# Start of Supplied records
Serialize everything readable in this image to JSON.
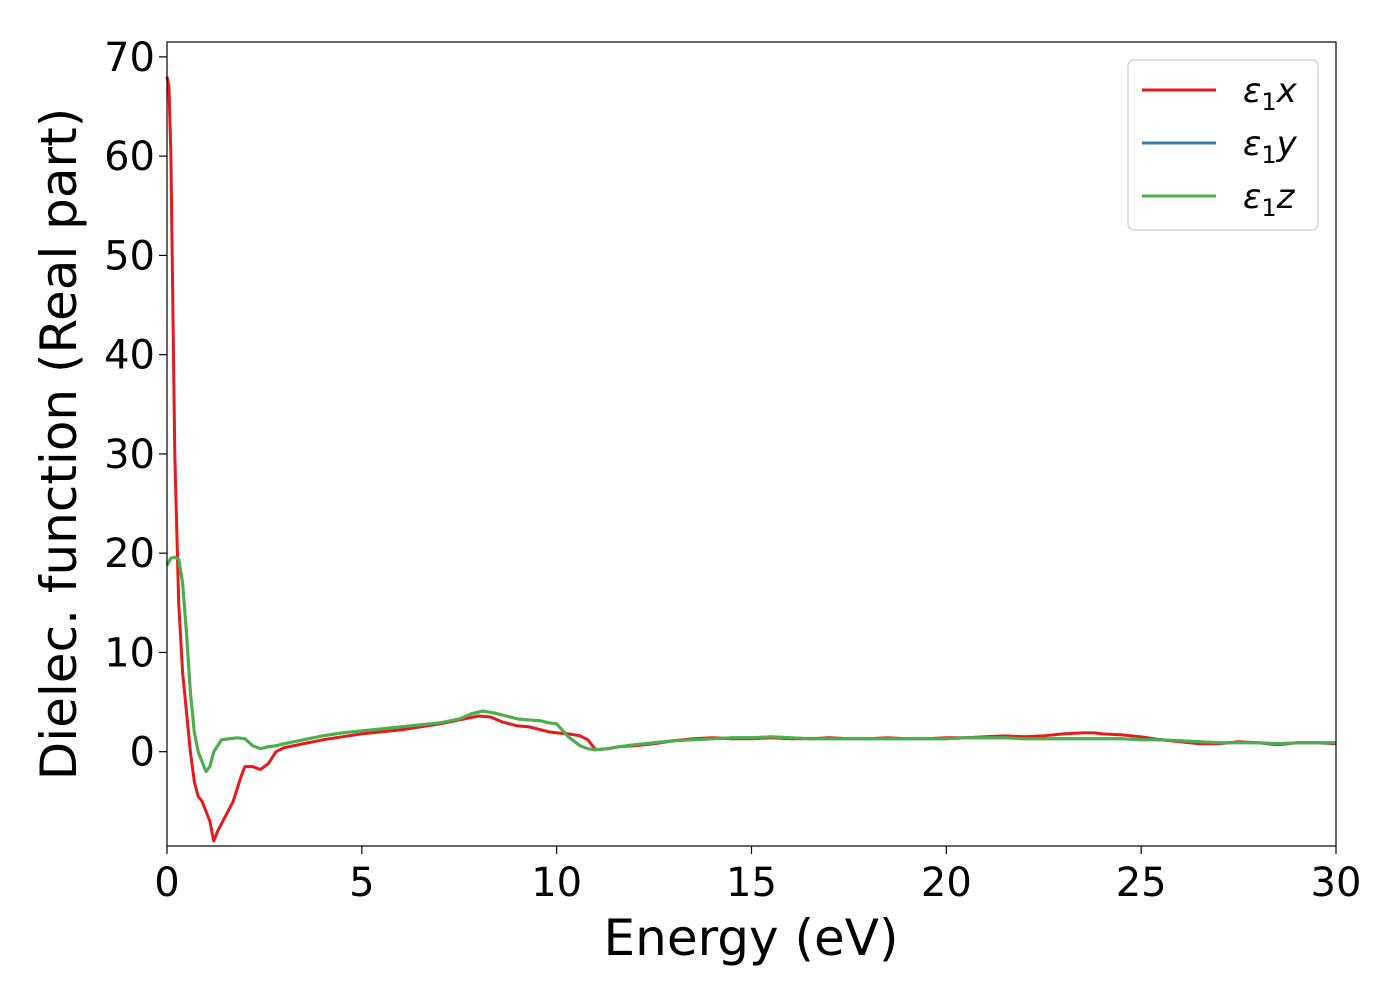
{
  "chart_data": {
    "type": "line",
    "title": "",
    "xlabel": "Energy (eV)",
    "ylabel": "Dielec. function (Real part)",
    "xlim": [
      0,
      30
    ],
    "ylim": [
      -9.5,
      71.5
    ],
    "xticks": [
      0,
      5,
      10,
      15,
      20,
      25,
      30
    ],
    "yticks": [
      0,
      10,
      20,
      30,
      40,
      50,
      60,
      70
    ],
    "grid": false,
    "legend_position": "top-right",
    "series": [
      {
        "name": "ε₁x",
        "legend_base": "ε",
        "legend_sub": "1",
        "legend_suffix": "x",
        "color": "#e41a1c",
        "x": [
          0,
          0.05,
          0.1,
          0.15,
          0.2,
          0.3,
          0.4,
          0.5,
          0.6,
          0.7,
          0.8,
          0.9,
          1.0,
          1.1,
          1.2,
          1.3,
          1.5,
          1.7,
          1.9,
          2.0,
          2.2,
          2.4,
          2.6,
          2.8,
          3.0,
          3.5,
          4.0,
          4.5,
          5.0,
          5.5,
          6.0,
          6.5,
          7.0,
          7.5,
          8.0,
          8.3,
          8.6,
          9.0,
          9.3,
          9.6,
          9.8,
          10.0,
          10.3,
          10.6,
          10.8,
          11.0,
          11.3,
          11.6,
          12.0,
          12.5,
          13.0,
          13.5,
          14.0,
          14.5,
          15.0,
          15.5,
          16.0,
          16.5,
          17.0,
          17.5,
          18.0,
          18.5,
          19.0,
          19.5,
          20.0,
          20.5,
          21.0,
          21.5,
          22.0,
          22.5,
          23.0,
          23.5,
          23.8,
          24.0,
          24.5,
          25.0,
          25.5,
          26.0,
          26.5,
          27.0,
          27.5,
          28.0,
          28.5,
          29.0,
          29.5,
          30.0
        ],
        "y": [
          68,
          67,
          60,
          45,
          30,
          15,
          8,
          4,
          0,
          -3,
          -4.5,
          -5,
          -6,
          -7,
          -9,
          -8,
          -6.5,
          -5,
          -2.5,
          -1.5,
          -1.5,
          -1.8,
          -1.2,
          0,
          0.4,
          0.8,
          1.2,
          1.5,
          1.8,
          2,
          2.2,
          2.5,
          2.8,
          3.2,
          3.6,
          3.5,
          3.0,
          2.6,
          2.5,
          2.2,
          2.0,
          1.9,
          1.8,
          1.6,
          1.2,
          0.2,
          0.3,
          0.5,
          0.6,
          0.8,
          1.1,
          1.3,
          1.4,
          1.3,
          1.3,
          1.4,
          1.3,
          1.3,
          1.4,
          1.3,
          1.3,
          1.4,
          1.3,
          1.3,
          1.4,
          1.4,
          1.5,
          1.6,
          1.5,
          1.6,
          1.8,
          1.9,
          1.9,
          1.8,
          1.7,
          1.5,
          1.2,
          1.0,
          0.8,
          0.8,
          1.0,
          0.9,
          0.7,
          0.9,
          0.9,
          0.8
        ]
      },
      {
        "name": "ε₁y",
        "legend_base": "ε",
        "legend_sub": "1",
        "legend_suffix": "y",
        "color": "#377eb8",
        "x": [
          0,
          0.1,
          0.2,
          0.3,
          0.4,
          0.5,
          0.6,
          0.7,
          0.8,
          0.9,
          1.0,
          1.1,
          1.2,
          1.4,
          1.6,
          1.8,
          2.0,
          2.2,
          2.4,
          2.6,
          2.8,
          3.0,
          3.5,
          4.0,
          4.5,
          5.0,
          5.5,
          6.0,
          6.5,
          7.0,
          7.5,
          7.8,
          8.1,
          8.4,
          8.7,
          9.0,
          9.3,
          9.6,
          9.8,
          10.0,
          10.3,
          10.6,
          10.8,
          11.0,
          11.3,
          11.6,
          12.0,
          12.5,
          13.0,
          13.5,
          14.0,
          14.5,
          15.0,
          15.5,
          16.0,
          16.5,
          17.0,
          17.5,
          18.0,
          18.5,
          19.0,
          19.5,
          20.0,
          20.5,
          21.0,
          21.5,
          22.0,
          22.5,
          23.0,
          23.5,
          24.0,
          24.5,
          25.0,
          25.5,
          26.0,
          26.5,
          27.0,
          27.5,
          28.0,
          28.5,
          29.0,
          29.5,
          30.0
        ],
        "y": [
          18.8,
          19.5,
          19.6,
          19.4,
          17,
          12,
          6,
          2,
          0,
          -1,
          -2,
          -1.5,
          0,
          1.2,
          1.3,
          1.4,
          1.3,
          0.6,
          0.3,
          0.5,
          0.6,
          0.8,
          1.2,
          1.6,
          1.9,
          2.1,
          2.3,
          2.5,
          2.7,
          2.9,
          3.3,
          3.8,
          4.1,
          3.9,
          3.6,
          3.3,
          3.2,
          3.1,
          2.9,
          2.8,
          1.5,
          0.6,
          0.3,
          0.2,
          0.3,
          0.5,
          0.7,
          0.9,
          1.1,
          1.2,
          1.3,
          1.4,
          1.4,
          1.5,
          1.4,
          1.3,
          1.3,
          1.3,
          1.3,
          1.3,
          1.3,
          1.3,
          1.3,
          1.4,
          1.4,
          1.4,
          1.3,
          1.3,
          1.3,
          1.3,
          1.3,
          1.3,
          1.2,
          1.2,
          1.1,
          1.0,
          0.9,
          0.9,
          0.9,
          0.8,
          0.9,
          0.9,
          0.9
        ]
      },
      {
        "name": "ε₁z",
        "legend_base": "ε",
        "legend_sub": "1",
        "legend_suffix": "z",
        "color": "#4daf4a",
        "x": [
          0,
          0.1,
          0.2,
          0.3,
          0.4,
          0.5,
          0.6,
          0.7,
          0.8,
          0.9,
          1.0,
          1.1,
          1.2,
          1.4,
          1.6,
          1.8,
          2.0,
          2.2,
          2.4,
          2.6,
          2.8,
          3.0,
          3.5,
          4.0,
          4.5,
          5.0,
          5.5,
          6.0,
          6.5,
          7.0,
          7.5,
          7.8,
          8.1,
          8.4,
          8.7,
          9.0,
          9.3,
          9.6,
          9.8,
          10.0,
          10.3,
          10.6,
          10.8,
          11.0,
          11.3,
          11.6,
          12.0,
          12.5,
          13.0,
          13.5,
          14.0,
          14.5,
          15.0,
          15.5,
          16.0,
          16.5,
          17.0,
          17.5,
          18.0,
          18.5,
          19.0,
          19.5,
          20.0,
          20.5,
          21.0,
          21.5,
          22.0,
          22.5,
          23.0,
          23.5,
          24.0,
          24.5,
          25.0,
          25.5,
          26.0,
          26.5,
          27.0,
          27.5,
          28.0,
          28.5,
          29.0,
          29.5,
          30.0
        ],
        "y": [
          18.8,
          19.5,
          19.6,
          19.4,
          17,
          12,
          6,
          2,
          0,
          -1,
          -2,
          -1.5,
          0,
          1.2,
          1.3,
          1.4,
          1.3,
          0.6,
          0.3,
          0.5,
          0.6,
          0.8,
          1.2,
          1.6,
          1.9,
          2.1,
          2.3,
          2.5,
          2.7,
          2.9,
          3.3,
          3.8,
          4.1,
          3.9,
          3.6,
          3.3,
          3.2,
          3.1,
          2.9,
          2.8,
          1.5,
          0.6,
          0.3,
          0.2,
          0.3,
          0.5,
          0.7,
          0.9,
          1.1,
          1.2,
          1.3,
          1.4,
          1.4,
          1.5,
          1.4,
          1.3,
          1.3,
          1.3,
          1.3,
          1.3,
          1.3,
          1.3,
          1.3,
          1.4,
          1.4,
          1.4,
          1.3,
          1.3,
          1.3,
          1.3,
          1.3,
          1.3,
          1.2,
          1.2,
          1.1,
          1.0,
          0.9,
          0.9,
          0.9,
          0.8,
          0.9,
          0.9,
          0.9
        ]
      }
    ]
  }
}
# End of Supplied records
Output an exact copy of the material, with the pictures removed.

Serialize everything readable in this image to JSON.
{
  "chart_data": {
    "type": "line",
    "title": "",
    "xlabel": "Energy (eV)",
    "ylabel": "Dielec. function (Real part)",
    "xlim": [
      0,
      30
    ],
    "ylim": [
      -9.5,
      71.5
    ],
    "xticks": [
      0,
      5,
      10,
      15,
      20,
      25,
      30
    ],
    "yticks": [
      0,
      10,
      20,
      30,
      40,
      50,
      60,
      70
    ],
    "grid": false,
    "legend_position": "top-right",
    "series": [
      {
        "name": "ε₁x",
        "legend_base": "ε",
        "legend_sub": "1",
        "legend_suffix": "x",
        "color": "#e41a1c",
        "x": [
          0,
          0.05,
          0.1,
          0.15,
          0.2,
          0.3,
          0.4,
          0.5,
          0.6,
          0.7,
          0.8,
          0.9,
          1.0,
          1.1,
          1.2,
          1.3,
          1.5,
          1.7,
          1.9,
          2.0,
          2.2,
          2.4,
          2.6,
          2.8,
          3.0,
          3.5,
          4.0,
          4.5,
          5.0,
          5.5,
          6.0,
          6.5,
          7.0,
          7.5,
          8.0,
          8.3,
          8.6,
          9.0,
          9.3,
          9.6,
          9.8,
          10.0,
          10.3,
          10.6,
          10.8,
          11.0,
          11.3,
          11.6,
          12.0,
          12.5,
          13.0,
          13.5,
          14.0,
          14.5,
          15.0,
          15.5,
          16.0,
          16.5,
          17.0,
          17.5,
          18.0,
          18.5,
          19.0,
          19.5,
          20.0,
          20.5,
          21.0,
          21.5,
          22.0,
          22.5,
          23.0,
          23.5,
          23.8,
          24.0,
          24.5,
          25.0,
          25.5,
          26.0,
          26.5,
          27.0,
          27.5,
          28.0,
          28.5,
          29.0,
          29.5,
          30.0
        ],
        "y": [
          68,
          67,
          60,
          45,
          30,
          15,
          8,
          4,
          0,
          -3,
          -4.5,
          -5,
          -6,
          -7,
          -9,
          -8,
          -6.5,
          -5,
          -2.5,
          -1.5,
          -1.5,
          -1.8,
          -1.2,
          0,
          0.4,
          0.8,
          1.2,
          1.5,
          1.8,
          2,
          2.2,
          2.5,
          2.8,
          3.2,
          3.6,
          3.5,
          3.0,
          2.6,
          2.5,
          2.2,
          2.0,
          1.9,
          1.8,
          1.6,
          1.2,
          0.2,
          0.3,
          0.5,
          0.6,
          0.8,
          1.1,
          1.3,
          1.4,
          1.3,
          1.3,
          1.4,
          1.3,
          1.3,
          1.4,
          1.3,
          1.3,
          1.4,
          1.3,
          1.3,
          1.4,
          1.4,
          1.5,
          1.6,
          1.5,
          1.6,
          1.8,
          1.9,
          1.9,
          1.8,
          1.7,
          1.5,
          1.2,
          1.0,
          0.8,
          0.8,
          1.0,
          0.9,
          0.7,
          0.9,
          0.9,
          0.8
        ]
      },
      {
        "name": "ε₁y",
        "legend_base": "ε",
        "legend_sub": "1",
        "legend_suffix": "y",
        "color": "#377eb8",
        "x": [
          0,
          0.1,
          0.2,
          0.3,
          0.4,
          0.5,
          0.6,
          0.7,
          0.8,
          0.9,
          1.0,
          1.1,
          1.2,
          1.4,
          1.6,
          1.8,
          2.0,
          2.2,
          2.4,
          2.6,
          2.8,
          3.0,
          3.5,
          4.0,
          4.5,
          5.0,
          5.5,
          6.0,
          6.5,
          7.0,
          7.5,
          7.8,
          8.1,
          8.4,
          8.7,
          9.0,
          9.3,
          9.6,
          9.8,
          10.0,
          10.3,
          10.6,
          10.8,
          11.0,
          11.3,
          11.6,
          12.0,
          12.5,
          13.0,
          13.5,
          14.0,
          14.5,
          15.0,
          15.5,
          16.0,
          16.5,
          17.0,
          17.5,
          18.0,
          18.5,
          19.0,
          19.5,
          20.0,
          20.5,
          21.0,
          21.5,
          22.0,
          22.5,
          23.0,
          23.5,
          24.0,
          24.5,
          25.0,
          25.5,
          26.0,
          26.5,
          27.0,
          27.5,
          28.0,
          28.5,
          29.0,
          29.5,
          30.0
        ],
        "y": [
          18.8,
          19.5,
          19.6,
          19.4,
          17,
          12,
          6,
          2,
          0,
          -1,
          -2,
          -1.5,
          0,
          1.2,
          1.3,
          1.4,
          1.3,
          0.6,
          0.3,
          0.5,
          0.6,
          0.8,
          1.2,
          1.6,
          1.9,
          2.1,
          2.3,
          2.5,
          2.7,
          2.9,
          3.3,
          3.8,
          4.1,
          3.9,
          3.6,
          3.3,
          3.2,
          3.1,
          2.9,
          2.8,
          1.5,
          0.6,
          0.3,
          0.2,
          0.3,
          0.5,
          0.7,
          0.9,
          1.1,
          1.2,
          1.3,
          1.4,
          1.4,
          1.5,
          1.4,
          1.3,
          1.3,
          1.3,
          1.3,
          1.3,
          1.3,
          1.3,
          1.3,
          1.4,
          1.4,
          1.4,
          1.3,
          1.3,
          1.3,
          1.3,
          1.3,
          1.3,
          1.2,
          1.2,
          1.1,
          1.0,
          0.9,
          0.9,
          0.9,
          0.8,
          0.9,
          0.9,
          0.9
        ]
      },
      {
        "name": "ε₁z",
        "legend_base": "ε",
        "legend_sub": "1",
        "legend_suffix": "z",
        "color": "#4daf4a",
        "x": [
          0,
          0.1,
          0.2,
          0.3,
          0.4,
          0.5,
          0.6,
          0.7,
          0.8,
          0.9,
          1.0,
          1.1,
          1.2,
          1.4,
          1.6,
          1.8,
          2.0,
          2.2,
          2.4,
          2.6,
          2.8,
          3.0,
          3.5,
          4.0,
          4.5,
          5.0,
          5.5,
          6.0,
          6.5,
          7.0,
          7.5,
          7.8,
          8.1,
          8.4,
          8.7,
          9.0,
          9.3,
          9.6,
          9.8,
          10.0,
          10.3,
          10.6,
          10.8,
          11.0,
          11.3,
          11.6,
          12.0,
          12.5,
          13.0,
          13.5,
          14.0,
          14.5,
          15.0,
          15.5,
          16.0,
          16.5,
          17.0,
          17.5,
          18.0,
          18.5,
          19.0,
          19.5,
          20.0,
          20.5,
          21.0,
          21.5,
          22.0,
          22.5,
          23.0,
          23.5,
          24.0,
          24.5,
          25.0,
          25.5,
          26.0,
          26.5,
          27.0,
          27.5,
          28.0,
          28.5,
          29.0,
          29.5,
          30.0
        ],
        "y": [
          18.8,
          19.5,
          19.6,
          19.4,
          17,
          12,
          6,
          2,
          0,
          -1,
          -2,
          -1.5,
          0,
          1.2,
          1.3,
          1.4,
          1.3,
          0.6,
          0.3,
          0.5,
          0.6,
          0.8,
          1.2,
          1.6,
          1.9,
          2.1,
          2.3,
          2.5,
          2.7,
          2.9,
          3.3,
          3.8,
          4.1,
          3.9,
          3.6,
          3.3,
          3.2,
          3.1,
          2.9,
          2.8,
          1.5,
          0.6,
          0.3,
          0.2,
          0.3,
          0.5,
          0.7,
          0.9,
          1.1,
          1.2,
          1.3,
          1.4,
          1.4,
          1.5,
          1.4,
          1.3,
          1.3,
          1.3,
          1.3,
          1.3,
          1.3,
          1.3,
          1.3,
          1.4,
          1.4,
          1.4,
          1.3,
          1.3,
          1.3,
          1.3,
          1.3,
          1.3,
          1.2,
          1.2,
          1.1,
          1.0,
          0.9,
          0.9,
          0.9,
          0.8,
          0.9,
          0.9,
          0.9
        ]
      }
    ]
  }
}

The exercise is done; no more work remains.